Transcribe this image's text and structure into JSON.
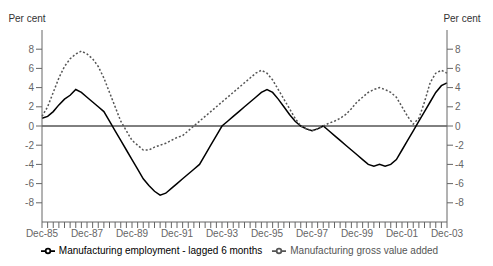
{
  "chart_data": {
    "type": "line",
    "y_label": "Per cent",
    "y2_label": "Per cent",
    "categories": [
      "Dec-85",
      null,
      null,
      null,
      null,
      null,
      null,
      null,
      "Dec-87",
      null,
      null,
      null,
      null,
      null,
      null,
      null,
      "Dec-89",
      null,
      null,
      null,
      null,
      null,
      null,
      null,
      "Dec-91",
      null,
      null,
      null,
      null,
      null,
      null,
      null,
      "Dec-93",
      null,
      null,
      null,
      null,
      null,
      null,
      null,
      "Dec-95",
      null,
      null,
      null,
      null,
      null,
      null,
      null,
      "Dec-97",
      null,
      null,
      null,
      null,
      null,
      null,
      null,
      "Dec-99",
      null,
      null,
      null,
      null,
      null,
      null,
      null,
      "Dec-01",
      null,
      null,
      null,
      null,
      null,
      null,
      null,
      "Dec-03"
    ],
    "series": [
      {
        "name": "Manufacturing employment - lagged 6 months",
        "color": "#000000",
        "line_style": "solid",
        "values": [
          0.8,
          1.0,
          1.5,
          2.2,
          2.8,
          3.2,
          3.8,
          3.5,
          3.0,
          2.5,
          2.0,
          1.5,
          0.5,
          -0.5,
          -1.5,
          -2.5,
          -3.5,
          -4.5,
          -5.5,
          -6.2,
          -6.8,
          -7.2,
          -7.0,
          -6.5,
          -6.0,
          -5.5,
          -5.0,
          -4.5,
          -4.0,
          -3.0,
          -2.0,
          -1.0,
          0.0,
          0.5,
          1.0,
          1.5,
          2.0,
          2.5,
          3.0,
          3.5,
          3.8,
          3.5,
          2.8,
          2.0,
          1.2,
          0.5,
          0.0,
          -0.3,
          -0.5,
          -0.3,
          0.0,
          -0.5,
          -1.0,
          -1.5,
          -2.0,
          -2.5,
          -3.0,
          -3.5,
          -4.0,
          -4.2,
          -4.0,
          -4.2,
          -4.0,
          -3.5,
          -2.5,
          -1.5,
          -0.5,
          0.5,
          1.5,
          2.5,
          3.5,
          4.2,
          4.5
        ]
      },
      {
        "name": "Manufacturing gross value added",
        "color": "#555555",
        "line_style": "dotted",
        "values": [
          1.0,
          2.0,
          3.5,
          5.0,
          6.2,
          7.0,
          7.5,
          7.8,
          7.5,
          7.0,
          6.2,
          5.0,
          3.5,
          2.0,
          0.5,
          -0.5,
          -1.5,
          -2.0,
          -2.5,
          -2.5,
          -2.2,
          -2.0,
          -1.8,
          -1.5,
          -1.2,
          -1.0,
          -0.5,
          0.0,
          0.5,
          1.0,
          1.5,
          2.0,
          2.5,
          3.0,
          3.5,
          4.0,
          4.5,
          5.0,
          5.5,
          5.8,
          5.5,
          4.8,
          3.8,
          2.8,
          1.8,
          0.8,
          0.0,
          -0.3,
          -0.5,
          -0.3,
          0.0,
          0.3,
          0.5,
          0.8,
          1.2,
          1.8,
          2.5,
          3.0,
          3.5,
          3.8,
          4.0,
          3.8,
          3.5,
          3.0,
          2.0,
          1.0,
          0.2,
          0.8,
          2.5,
          4.5,
          5.5,
          5.8,
          5.5
        ]
      }
    ],
    "ylim": [
      -10,
      10
    ],
    "yticks": [
      -8,
      -6,
      -4,
      -2,
      0,
      2,
      4,
      6,
      8
    ],
    "y2lim": [
      -10,
      10
    ],
    "y2ticks": [
      -8,
      -6,
      -4,
      -2,
      0,
      2,
      4,
      6,
      8
    ],
    "grid": false,
    "legend": "bottom"
  }
}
────────────────────
## EXERCISE AIM
Your task is to collect every line above that contains the word "name".

## CORRECT ANSWER
        "name": "Manufacturing employment - lagged 6 months",
        "name": "Manufacturing gross value added",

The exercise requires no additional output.